Find the word "Temperature" in the listing; pull out each line holding it.

Records to use:
* Begin *
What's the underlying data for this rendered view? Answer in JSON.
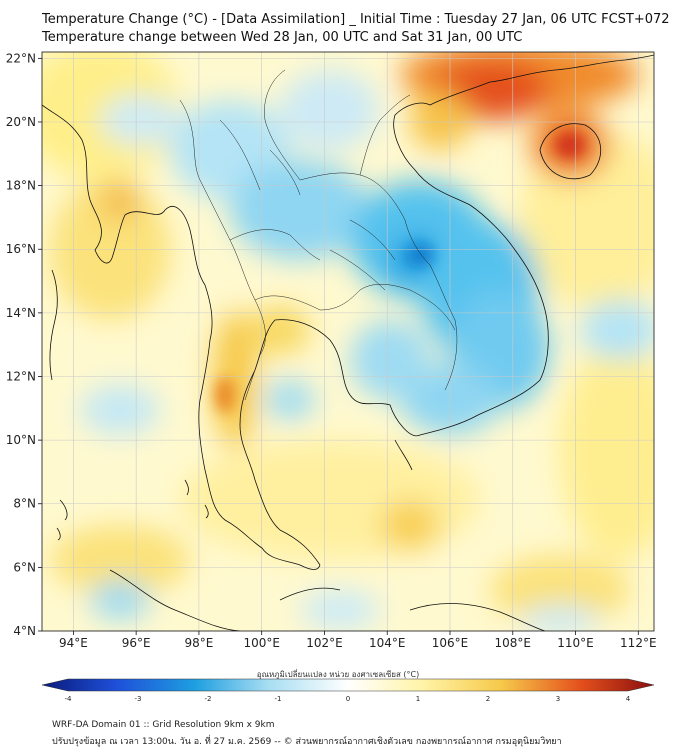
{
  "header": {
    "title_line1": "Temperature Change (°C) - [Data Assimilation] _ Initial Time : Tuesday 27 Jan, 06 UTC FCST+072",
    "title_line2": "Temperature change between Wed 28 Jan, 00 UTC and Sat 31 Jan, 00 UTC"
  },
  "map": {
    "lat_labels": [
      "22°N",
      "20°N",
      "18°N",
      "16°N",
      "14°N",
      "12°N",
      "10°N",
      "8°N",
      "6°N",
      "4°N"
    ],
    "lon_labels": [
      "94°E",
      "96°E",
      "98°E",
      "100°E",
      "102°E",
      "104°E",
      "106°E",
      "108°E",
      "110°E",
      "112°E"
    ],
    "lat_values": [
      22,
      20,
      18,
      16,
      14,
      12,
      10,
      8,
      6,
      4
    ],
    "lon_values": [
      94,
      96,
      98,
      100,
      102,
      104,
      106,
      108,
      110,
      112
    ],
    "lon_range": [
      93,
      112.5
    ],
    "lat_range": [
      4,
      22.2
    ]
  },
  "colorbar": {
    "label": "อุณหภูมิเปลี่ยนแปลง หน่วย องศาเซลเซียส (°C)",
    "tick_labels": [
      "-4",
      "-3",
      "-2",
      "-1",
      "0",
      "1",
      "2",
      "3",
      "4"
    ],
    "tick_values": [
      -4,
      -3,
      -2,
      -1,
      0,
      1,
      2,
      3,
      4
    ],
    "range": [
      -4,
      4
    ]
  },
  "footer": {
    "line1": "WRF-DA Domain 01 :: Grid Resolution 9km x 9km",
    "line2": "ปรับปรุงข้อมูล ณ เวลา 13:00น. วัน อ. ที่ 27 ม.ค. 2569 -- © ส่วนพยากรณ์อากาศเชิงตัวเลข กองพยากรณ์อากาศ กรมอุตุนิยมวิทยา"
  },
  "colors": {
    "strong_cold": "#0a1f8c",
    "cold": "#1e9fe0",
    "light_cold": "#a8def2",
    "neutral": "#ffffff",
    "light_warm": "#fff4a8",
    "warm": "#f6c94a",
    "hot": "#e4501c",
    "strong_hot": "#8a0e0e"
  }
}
* End *
Exercise response:
    "title_line1": "Temperature Change (°C) - [Data Assimilation] _ Initial Time : Tuesday 27 Jan, 06 UTC FCST+072",
    "title_line2": "Temperature change between Wed 28 Jan, 00 UTC and Sat 31 Jan, 00 UTC"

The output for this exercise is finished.